• _Source extract_:
---
Accessing Subdocuments

  • We can specify a subdocument in an array through dot notation

  • For instance:

    db.|||collection|||.find({'classes.name': 'algebra'})

    would find all students who took a class named algebra

  • You can specify location in an array with the same dot notation (0-indexed)

  • Keep in mind that you are still searching at the document level though!

    db.|||collection|||.find({'classes.name': 'algebra',
                      'classes.grade': 'A'})

    would find all documents where a student took a class named algebra and took a class where they got an A. They might not have gotten the A in algebra!

Matching subdocuments with several properties

  • If we want to find all documents where a student got an A in algebra, we need some different tools

  • $elemMatch will allow us to specify that a particular element of an array must meet all of the provided requirements

  • Example:

    db.|||collection|||.find({'classes': {
                        '$elemMatch': {
                          'name': 'algebra', 
                          'grade': 'A'
                        } } })

Selecting only subdocuments

  • It is not difficult to imagine situations where you only care about the sub-documents
  • Could we extract only those from find?
---
• _Information provided_:
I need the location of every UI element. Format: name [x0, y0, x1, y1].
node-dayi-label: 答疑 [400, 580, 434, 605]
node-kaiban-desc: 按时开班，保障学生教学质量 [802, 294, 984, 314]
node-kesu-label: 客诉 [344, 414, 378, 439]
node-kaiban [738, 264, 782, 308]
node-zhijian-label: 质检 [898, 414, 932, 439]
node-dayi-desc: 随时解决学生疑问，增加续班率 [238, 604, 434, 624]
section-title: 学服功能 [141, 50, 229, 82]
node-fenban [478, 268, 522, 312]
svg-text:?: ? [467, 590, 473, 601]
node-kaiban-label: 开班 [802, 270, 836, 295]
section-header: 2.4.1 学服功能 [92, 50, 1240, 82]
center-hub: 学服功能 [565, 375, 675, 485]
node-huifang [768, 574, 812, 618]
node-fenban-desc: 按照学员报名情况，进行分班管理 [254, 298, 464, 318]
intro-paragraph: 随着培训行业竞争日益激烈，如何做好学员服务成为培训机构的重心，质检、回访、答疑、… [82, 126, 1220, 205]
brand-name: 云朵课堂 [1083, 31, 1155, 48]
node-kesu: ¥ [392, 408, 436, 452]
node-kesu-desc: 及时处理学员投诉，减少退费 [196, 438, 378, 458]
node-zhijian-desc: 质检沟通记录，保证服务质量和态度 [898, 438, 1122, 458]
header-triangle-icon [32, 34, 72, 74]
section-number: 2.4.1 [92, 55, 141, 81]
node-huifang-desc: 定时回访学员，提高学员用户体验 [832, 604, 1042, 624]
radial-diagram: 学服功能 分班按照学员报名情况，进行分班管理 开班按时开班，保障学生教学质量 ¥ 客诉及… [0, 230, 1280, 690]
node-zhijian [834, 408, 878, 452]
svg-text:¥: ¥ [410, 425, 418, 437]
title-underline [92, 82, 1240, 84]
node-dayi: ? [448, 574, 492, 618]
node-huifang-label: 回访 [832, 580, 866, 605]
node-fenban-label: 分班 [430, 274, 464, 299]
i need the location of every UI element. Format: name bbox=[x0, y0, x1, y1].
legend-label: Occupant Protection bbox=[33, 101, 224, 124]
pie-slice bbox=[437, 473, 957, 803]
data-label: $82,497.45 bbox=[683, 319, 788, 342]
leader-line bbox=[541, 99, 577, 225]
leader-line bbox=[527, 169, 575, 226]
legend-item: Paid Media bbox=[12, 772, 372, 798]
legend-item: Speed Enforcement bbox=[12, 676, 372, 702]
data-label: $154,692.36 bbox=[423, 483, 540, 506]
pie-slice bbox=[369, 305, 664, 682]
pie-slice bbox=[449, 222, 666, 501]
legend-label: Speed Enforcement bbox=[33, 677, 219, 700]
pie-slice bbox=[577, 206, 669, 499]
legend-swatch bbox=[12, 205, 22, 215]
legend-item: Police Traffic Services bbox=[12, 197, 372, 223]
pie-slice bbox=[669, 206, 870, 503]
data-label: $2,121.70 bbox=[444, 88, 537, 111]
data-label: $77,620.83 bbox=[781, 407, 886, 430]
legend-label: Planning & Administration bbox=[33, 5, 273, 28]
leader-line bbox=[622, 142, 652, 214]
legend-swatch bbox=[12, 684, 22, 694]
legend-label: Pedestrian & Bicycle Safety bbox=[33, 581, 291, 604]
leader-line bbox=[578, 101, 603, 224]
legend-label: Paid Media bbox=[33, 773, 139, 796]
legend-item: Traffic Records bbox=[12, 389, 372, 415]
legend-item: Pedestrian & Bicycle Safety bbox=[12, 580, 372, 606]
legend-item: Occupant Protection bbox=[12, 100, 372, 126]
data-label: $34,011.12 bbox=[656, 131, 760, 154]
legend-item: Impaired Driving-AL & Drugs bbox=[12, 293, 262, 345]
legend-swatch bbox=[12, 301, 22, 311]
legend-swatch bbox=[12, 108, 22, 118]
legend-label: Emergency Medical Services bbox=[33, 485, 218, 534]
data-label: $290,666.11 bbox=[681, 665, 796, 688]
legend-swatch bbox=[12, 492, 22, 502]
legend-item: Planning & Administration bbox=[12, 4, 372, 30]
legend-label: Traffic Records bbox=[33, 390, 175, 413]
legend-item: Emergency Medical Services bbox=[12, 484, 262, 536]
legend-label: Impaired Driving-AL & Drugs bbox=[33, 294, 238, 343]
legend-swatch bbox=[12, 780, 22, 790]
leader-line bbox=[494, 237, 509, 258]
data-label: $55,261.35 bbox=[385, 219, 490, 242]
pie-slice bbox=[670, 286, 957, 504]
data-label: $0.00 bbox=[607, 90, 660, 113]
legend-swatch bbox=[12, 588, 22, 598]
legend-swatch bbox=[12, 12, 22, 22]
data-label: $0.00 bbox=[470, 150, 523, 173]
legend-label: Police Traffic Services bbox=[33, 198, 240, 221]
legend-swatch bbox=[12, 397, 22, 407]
---
• _Task requirements_:
Carry on the notes on querying MongoDB subdocuments, starting right after their last line, "Could we extract only those from find?"

• _Response to this task_:
    • Sorta. We could select only the surrounding key ('classes' in our current example)
  • But that really isn’t the same as getting back a list of all the classes students have taken
  • To go further, we need to add another tool: MongoDB’s aggregate

MongoDB’s Aggregate

  • The aggregate function in MongoDB actually does far more than just compute aggregate values

  • Best to think of it as a series of steps or a pipeline in and of itself

    • You give it a series of calculations to compute, and the result of each is used as the input to the next
    • Should be very familiar to those of you coming from a strong tidyverse background
  • Basic syntax will look like:

    db.|||collection|||.aggregate([|||list of operations|||])

Aggregate Stages

  • Each stage of the aggregate pipeline can take a variety of forms. Common forms include:
Stage Name Description Example
"$match" Filters documents {"$match": {"year": "senior"}}
"$project" Include/Exclude fields {"$project": {"name": 1}
"$unwind" Flatten arrays {"$unwind": "$classes"}
"$group" Aggregate by group {"$group": {"_id": "year"}}
"$sort" Order the results {"$sort": {"name":1}}
"$count" Count the documents {"$count": "name"}

Actual Aggregates

  • If using $group, you need to follow a particular syntax:
    • "_id" is the field that you want to be grouping by
      • If you want an aggregate over everything (no grouping) set this to null
    • a comma separated list of field names and their corresponding aggregate calculation
  • Common aggregate functions include:
Name Description Example
"$sum" Sum numeric values or literals {"$sum": 1}
"$avg" Take the average of numeric fields {"$avg": "$fieldname"}
"$min"/"$max" Find the min or max of a field {"$min": "$name"}

What is a field worth?

  • You may have noticed that sometimes we put a $ in front of a field name, and sometimes we don’t!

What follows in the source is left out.